* Begin Data in this exercise *
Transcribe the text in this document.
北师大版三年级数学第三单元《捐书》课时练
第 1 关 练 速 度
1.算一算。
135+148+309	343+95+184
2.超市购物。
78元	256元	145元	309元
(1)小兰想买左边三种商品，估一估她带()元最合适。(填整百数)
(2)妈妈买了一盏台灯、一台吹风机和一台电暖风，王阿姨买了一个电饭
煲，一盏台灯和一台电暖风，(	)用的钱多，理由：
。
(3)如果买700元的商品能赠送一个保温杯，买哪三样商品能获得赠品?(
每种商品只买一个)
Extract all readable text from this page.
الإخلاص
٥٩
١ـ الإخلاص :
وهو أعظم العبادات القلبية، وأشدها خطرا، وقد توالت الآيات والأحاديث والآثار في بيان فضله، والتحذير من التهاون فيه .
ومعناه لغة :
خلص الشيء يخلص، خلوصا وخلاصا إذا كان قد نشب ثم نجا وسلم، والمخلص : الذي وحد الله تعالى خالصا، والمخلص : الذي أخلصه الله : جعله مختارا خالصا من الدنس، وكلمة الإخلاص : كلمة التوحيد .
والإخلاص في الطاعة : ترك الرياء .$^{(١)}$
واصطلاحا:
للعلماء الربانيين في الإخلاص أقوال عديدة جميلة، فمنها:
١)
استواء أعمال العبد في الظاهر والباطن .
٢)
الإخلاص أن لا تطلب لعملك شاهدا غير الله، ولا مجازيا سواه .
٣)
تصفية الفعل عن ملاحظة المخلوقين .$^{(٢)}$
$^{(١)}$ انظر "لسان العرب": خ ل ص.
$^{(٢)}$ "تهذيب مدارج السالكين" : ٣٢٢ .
* End Data in this exercise *
» **Short exercise**: Give every line of the material again, exactly as it reads.

» **Result**:
Transcribe the text in this document.
北师大版三年级数学第三单元《捐书》课时练
第 1 关 练 速 度
1.算一算。
135+148+309	343+95+184
2.超市购物。
78元	256元	145元	309元
(1)小兰想买左边三种商品，估一估她带()元最合适。(填整百数)
(2)妈妈买了一盏台灯、一台吹风机和一台电暖风，王阿姨买了一个电饭
煲，一盏台灯和一台电暖风，(	)用的钱多，理由：
。
(3)如果买700元的商品能赠送一个保温杯，买哪三样商品能获得赠品?(
每种商品只买一个)
Extract all readable text from this page.
الإخلاص
٥٩
١ـ الإخلاص :
وهو أعظم العبادات القلبية، وأشدها خطرا، وقد توالت الآيات والأحاديث والآثار في بيان فضله، والتحذير من التهاون فيه .
ومعناه لغة :
خلص الشيء يخلص، خلوصا وخلاصا إذا كان قد نشب ثم نجا وسلم، والمخلص : الذي وحد الله تعالى خالصا، والمخلص : الذي أخلصه الله : جعله مختارا خالصا من الدنس، وكلمة الإخلاص : كلمة التوحيد .
والإخلاص في الطاعة : ترك الرياء .$^{(١)}$
واصطلاحا:
للعلماء الربانيين في الإخلاص أقوال عديدة جميلة، فمنها:
١)
استواء أعمال العبد في الظاهر والباطن .
٢)
الإخلاص أن لا تطلب لعملك شاهدا غير الله، ولا مجازيا سواه .
٣)
تصفية الفعل عن ملاحظة المخلوقين .$^{(٢)}$
$^{(١)}$ انظر "لسان العرب": خ ل ص.
$^{(٢)}$ "تهذيب مدارج السالكين" : ٣٢٢ .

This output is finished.